[BEGIN Data for this exercise]

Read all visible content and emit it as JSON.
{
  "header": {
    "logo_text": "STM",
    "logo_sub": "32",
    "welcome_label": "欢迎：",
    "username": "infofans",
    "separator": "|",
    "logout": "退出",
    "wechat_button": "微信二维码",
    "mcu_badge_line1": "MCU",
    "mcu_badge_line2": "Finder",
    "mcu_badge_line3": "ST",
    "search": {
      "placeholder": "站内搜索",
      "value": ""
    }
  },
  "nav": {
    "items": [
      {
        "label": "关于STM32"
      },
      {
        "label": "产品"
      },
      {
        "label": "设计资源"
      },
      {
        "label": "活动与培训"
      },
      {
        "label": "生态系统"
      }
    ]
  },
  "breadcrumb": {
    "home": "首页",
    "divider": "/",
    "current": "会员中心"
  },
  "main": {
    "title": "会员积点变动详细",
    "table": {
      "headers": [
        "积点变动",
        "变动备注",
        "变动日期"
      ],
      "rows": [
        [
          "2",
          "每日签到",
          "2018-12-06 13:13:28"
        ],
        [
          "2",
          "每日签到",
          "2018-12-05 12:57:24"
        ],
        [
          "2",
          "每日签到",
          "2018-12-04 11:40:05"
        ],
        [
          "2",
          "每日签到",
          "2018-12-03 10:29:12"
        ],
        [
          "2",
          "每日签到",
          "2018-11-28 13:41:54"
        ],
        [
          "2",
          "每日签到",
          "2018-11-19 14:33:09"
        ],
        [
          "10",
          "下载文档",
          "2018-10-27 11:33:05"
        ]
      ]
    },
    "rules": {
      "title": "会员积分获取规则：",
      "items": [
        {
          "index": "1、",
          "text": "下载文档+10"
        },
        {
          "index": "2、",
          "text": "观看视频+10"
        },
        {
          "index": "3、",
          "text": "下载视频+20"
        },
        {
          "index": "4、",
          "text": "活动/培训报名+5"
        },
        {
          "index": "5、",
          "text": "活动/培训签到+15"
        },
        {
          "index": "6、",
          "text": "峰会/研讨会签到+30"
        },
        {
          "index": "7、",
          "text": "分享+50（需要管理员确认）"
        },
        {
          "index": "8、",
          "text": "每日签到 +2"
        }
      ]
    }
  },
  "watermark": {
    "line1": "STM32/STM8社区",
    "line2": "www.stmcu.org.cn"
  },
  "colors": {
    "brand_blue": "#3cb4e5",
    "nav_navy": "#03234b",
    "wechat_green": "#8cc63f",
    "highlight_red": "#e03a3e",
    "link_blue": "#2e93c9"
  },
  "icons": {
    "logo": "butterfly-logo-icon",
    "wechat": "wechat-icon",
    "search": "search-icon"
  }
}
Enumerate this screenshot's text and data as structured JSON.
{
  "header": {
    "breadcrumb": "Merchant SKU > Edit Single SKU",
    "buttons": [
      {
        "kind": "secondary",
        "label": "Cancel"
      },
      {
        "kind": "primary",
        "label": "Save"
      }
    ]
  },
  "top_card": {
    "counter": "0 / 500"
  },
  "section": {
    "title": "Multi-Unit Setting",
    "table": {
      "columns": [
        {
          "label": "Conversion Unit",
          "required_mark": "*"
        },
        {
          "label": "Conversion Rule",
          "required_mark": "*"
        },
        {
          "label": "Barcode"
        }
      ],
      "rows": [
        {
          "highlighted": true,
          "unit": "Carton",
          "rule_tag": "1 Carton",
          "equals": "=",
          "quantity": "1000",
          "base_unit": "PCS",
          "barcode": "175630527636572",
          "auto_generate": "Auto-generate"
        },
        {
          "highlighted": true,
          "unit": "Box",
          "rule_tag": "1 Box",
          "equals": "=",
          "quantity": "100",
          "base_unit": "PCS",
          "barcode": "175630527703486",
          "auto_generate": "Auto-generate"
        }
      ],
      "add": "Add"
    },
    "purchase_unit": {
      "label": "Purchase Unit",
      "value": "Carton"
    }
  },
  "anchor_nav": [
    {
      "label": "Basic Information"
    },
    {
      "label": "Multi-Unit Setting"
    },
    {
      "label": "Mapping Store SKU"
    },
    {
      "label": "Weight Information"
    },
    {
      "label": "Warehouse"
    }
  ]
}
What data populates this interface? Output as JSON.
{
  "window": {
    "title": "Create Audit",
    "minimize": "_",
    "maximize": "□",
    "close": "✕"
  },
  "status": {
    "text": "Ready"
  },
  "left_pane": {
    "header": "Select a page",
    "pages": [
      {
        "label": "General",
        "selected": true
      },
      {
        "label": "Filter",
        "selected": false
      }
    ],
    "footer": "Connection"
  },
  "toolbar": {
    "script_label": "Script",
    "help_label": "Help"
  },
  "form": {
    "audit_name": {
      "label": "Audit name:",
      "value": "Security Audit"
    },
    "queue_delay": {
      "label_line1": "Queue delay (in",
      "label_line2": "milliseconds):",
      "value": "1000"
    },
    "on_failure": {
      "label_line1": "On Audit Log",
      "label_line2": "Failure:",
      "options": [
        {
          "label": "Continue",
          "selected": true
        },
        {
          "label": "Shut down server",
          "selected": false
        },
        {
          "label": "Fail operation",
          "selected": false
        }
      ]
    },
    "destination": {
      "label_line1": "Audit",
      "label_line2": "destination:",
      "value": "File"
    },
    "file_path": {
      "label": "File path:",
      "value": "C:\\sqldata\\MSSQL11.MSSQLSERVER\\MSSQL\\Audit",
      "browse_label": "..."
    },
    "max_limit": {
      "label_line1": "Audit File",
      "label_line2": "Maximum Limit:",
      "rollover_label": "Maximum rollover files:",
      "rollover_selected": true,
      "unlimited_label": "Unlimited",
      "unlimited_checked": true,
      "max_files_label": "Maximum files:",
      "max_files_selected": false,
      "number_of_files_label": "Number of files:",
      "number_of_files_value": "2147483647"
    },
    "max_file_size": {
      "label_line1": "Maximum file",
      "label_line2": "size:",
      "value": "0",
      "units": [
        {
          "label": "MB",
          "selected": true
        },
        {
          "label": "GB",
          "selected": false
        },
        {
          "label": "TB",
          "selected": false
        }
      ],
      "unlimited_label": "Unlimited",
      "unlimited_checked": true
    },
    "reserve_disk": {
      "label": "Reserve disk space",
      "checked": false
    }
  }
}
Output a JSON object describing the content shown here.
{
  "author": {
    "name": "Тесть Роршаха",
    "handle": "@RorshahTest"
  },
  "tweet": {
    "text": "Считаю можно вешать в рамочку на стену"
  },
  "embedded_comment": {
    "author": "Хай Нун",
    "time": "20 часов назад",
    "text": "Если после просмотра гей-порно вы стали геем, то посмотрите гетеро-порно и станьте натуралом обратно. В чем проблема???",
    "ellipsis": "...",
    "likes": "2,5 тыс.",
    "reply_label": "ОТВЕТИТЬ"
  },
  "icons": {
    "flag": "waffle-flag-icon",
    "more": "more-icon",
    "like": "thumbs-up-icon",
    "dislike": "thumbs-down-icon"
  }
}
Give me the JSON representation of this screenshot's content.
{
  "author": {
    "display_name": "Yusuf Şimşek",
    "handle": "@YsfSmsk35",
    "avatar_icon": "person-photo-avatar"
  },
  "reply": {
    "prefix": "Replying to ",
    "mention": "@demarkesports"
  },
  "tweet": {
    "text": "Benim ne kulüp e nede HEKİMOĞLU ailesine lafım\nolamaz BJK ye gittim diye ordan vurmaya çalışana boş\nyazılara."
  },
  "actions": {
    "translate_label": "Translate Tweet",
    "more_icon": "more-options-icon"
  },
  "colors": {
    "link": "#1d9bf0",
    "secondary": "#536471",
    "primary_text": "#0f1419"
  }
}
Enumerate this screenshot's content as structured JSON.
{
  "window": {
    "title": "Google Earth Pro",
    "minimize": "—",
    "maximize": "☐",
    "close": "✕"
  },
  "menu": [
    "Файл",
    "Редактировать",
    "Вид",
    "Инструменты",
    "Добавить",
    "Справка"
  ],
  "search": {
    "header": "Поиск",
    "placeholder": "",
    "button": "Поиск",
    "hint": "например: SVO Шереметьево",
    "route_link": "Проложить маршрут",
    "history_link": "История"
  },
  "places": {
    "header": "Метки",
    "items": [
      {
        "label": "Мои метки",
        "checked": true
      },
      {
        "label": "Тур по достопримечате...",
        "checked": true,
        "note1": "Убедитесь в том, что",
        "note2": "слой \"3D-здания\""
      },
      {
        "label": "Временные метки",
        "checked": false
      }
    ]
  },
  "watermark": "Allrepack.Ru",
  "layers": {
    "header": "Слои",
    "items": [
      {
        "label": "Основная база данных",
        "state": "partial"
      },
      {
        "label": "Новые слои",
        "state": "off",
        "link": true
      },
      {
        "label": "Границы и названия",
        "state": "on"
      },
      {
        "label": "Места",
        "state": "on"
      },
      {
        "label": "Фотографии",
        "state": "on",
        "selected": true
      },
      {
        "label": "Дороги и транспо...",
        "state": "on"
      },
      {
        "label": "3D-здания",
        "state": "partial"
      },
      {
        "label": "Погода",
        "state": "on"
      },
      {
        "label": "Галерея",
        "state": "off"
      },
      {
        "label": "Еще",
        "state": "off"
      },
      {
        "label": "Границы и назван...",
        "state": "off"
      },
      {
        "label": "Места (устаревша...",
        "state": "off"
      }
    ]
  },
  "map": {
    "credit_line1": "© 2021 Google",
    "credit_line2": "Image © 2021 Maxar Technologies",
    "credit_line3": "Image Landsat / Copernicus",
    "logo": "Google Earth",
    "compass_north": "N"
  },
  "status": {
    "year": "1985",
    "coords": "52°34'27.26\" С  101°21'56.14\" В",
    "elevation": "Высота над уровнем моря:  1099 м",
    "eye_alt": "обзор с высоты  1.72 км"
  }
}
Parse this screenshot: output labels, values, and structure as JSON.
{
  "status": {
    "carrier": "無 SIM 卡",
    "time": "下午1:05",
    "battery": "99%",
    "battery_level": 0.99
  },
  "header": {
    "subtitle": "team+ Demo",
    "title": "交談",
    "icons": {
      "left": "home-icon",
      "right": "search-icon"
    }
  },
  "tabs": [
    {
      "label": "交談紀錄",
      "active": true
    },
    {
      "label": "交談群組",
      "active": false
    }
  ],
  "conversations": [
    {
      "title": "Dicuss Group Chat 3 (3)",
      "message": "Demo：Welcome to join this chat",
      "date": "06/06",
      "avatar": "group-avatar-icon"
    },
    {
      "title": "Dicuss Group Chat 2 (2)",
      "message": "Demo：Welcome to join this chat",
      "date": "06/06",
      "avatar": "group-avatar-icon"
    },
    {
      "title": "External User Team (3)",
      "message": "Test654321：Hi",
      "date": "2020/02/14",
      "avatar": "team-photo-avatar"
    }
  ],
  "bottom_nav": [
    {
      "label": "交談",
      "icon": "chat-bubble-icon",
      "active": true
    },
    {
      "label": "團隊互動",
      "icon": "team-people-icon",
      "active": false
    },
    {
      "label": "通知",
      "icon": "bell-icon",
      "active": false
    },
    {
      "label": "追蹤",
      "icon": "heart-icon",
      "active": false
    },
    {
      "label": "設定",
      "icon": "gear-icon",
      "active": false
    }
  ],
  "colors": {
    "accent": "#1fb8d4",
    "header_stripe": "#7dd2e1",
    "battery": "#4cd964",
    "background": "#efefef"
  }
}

[END Data for this exercise]

To do: Scan the records above for the string "index", then select every line that holds it.

Correct answer:
          "index": "1、",
          "index": "2、",
          "index": "3、",
          "index": "4、",
          "index": "5、",
          "index": "6、",
          "index": "7、",
          "index": "8、",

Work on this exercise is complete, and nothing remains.